* START Extracted information *
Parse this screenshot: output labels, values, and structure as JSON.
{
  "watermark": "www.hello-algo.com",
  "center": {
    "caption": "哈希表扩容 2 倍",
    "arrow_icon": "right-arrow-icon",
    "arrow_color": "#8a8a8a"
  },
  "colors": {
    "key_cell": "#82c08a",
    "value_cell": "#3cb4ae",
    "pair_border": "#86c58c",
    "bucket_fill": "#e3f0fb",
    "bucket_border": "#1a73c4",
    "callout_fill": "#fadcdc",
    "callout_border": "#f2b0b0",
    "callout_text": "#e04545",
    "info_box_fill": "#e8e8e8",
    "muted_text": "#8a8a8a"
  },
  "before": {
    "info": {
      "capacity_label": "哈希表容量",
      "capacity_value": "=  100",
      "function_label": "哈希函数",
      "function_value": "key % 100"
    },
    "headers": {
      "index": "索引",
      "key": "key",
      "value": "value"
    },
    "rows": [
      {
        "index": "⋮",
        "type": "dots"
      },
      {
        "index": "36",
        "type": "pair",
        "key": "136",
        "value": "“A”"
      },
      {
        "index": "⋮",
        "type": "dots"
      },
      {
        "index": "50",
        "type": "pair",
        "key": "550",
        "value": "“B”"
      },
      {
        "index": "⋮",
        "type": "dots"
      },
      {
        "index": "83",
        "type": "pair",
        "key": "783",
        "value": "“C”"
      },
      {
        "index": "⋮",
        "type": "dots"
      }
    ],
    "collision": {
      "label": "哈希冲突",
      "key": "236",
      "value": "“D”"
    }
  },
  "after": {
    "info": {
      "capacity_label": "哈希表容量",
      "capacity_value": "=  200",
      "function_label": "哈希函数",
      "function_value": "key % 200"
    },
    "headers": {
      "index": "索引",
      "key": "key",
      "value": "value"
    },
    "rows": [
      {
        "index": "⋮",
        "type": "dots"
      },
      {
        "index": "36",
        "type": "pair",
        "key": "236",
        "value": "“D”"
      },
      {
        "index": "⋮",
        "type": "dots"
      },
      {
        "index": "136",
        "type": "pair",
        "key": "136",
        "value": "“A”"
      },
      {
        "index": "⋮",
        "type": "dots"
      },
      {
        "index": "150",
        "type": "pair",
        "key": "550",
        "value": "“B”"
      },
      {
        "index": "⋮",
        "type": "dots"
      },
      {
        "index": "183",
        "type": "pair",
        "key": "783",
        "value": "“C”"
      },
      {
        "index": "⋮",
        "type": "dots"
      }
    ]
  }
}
* END Extracted information *
• [Stated task]
Repeat every record, exactly as written.

• [Result of the task]
Parse this screenshot: output labels, values, and structure as JSON.
{
  "watermark": "www.hello-algo.com",
  "center": {
    "caption": "哈希表扩容 2 倍",
    "arrow_icon": "right-arrow-icon",
    "arrow_color": "#8a8a8a"
  },
  "colors": {
    "key_cell": "#82c08a",
    "value_cell": "#3cb4ae",
    "pair_border": "#86c58c",
    "bucket_fill": "#e3f0fb",
    "bucket_border": "#1a73c4",
    "callout_fill": "#fadcdc",
    "callout_border": "#f2b0b0",
    "callout_text": "#e04545",
    "info_box_fill": "#e8e8e8",
    "muted_text": "#8a8a8a"
  },
  "before": {
    "info": {
      "capacity_label": "哈希表容量",
      "capacity_value": "=  100",
      "function_label": "哈希函数",
      "function_value": "key % 100"
    },
    "headers": {
      "index": "索引",
      "key": "key",
      "value": "value"
    },
    "rows": [
      {
        "index": "⋮",
        "type": "dots"
      },
      {
        "index": "36",
        "type": "pair",
        "key": "136",
        "value": "“A”"
      },
      {
        "index": "⋮",
        "type": "dots"
      },
      {
        "index": "50",
        "type": "pair",
        "key": "550",
        "value": "“B”"
      },
      {
        "index": "⋮",
        "type": "dots"
      },
      {
        "index": "83",
        "type": "pair",
        "key": "783",
        "value": "“C”"
      },
      {
        "index": "⋮",
        "type": "dots"
      }
    ],
    "collision": {
      "label": "哈希冲突",
      "key": "236",
      "value": "“D”"
    }
  },
  "after": {
    "info": {
      "capacity_label": "哈希表容量",
      "capacity_value": "=  200",
      "function_label": "哈希函数",
      "function_value": "key % 200"
    },
    "headers": {
      "index": "索引",
      "key": "key",
      "value": "value"
    },
    "rows": [
      {
        "index": "⋮",
        "type": "dots"
      },
      {
        "index": "36",
        "type": "pair",
        "key": "236",
        "value": "“D”"
      },
      {
        "index": "⋮",
        "type": "dots"
      },
      {
        "index": "136",
        "type": "pair",
        "key": "136",
        "value": "“A”"
      },
      {
        "index": "⋮",
        "type": "dots"
      },
      {
        "index": "150",
        "type": "pair",
        "key": "550",
        "value": "“B”"
      },
      {
        "index": "⋮",
        "type": "dots"
      },
      {
        "index": "183",
        "type": "pair",
        "key": "783",
        "value": "“C”"
      },
      {
        "index": "⋮",
        "type": "dots"
      }
    ]
  }
}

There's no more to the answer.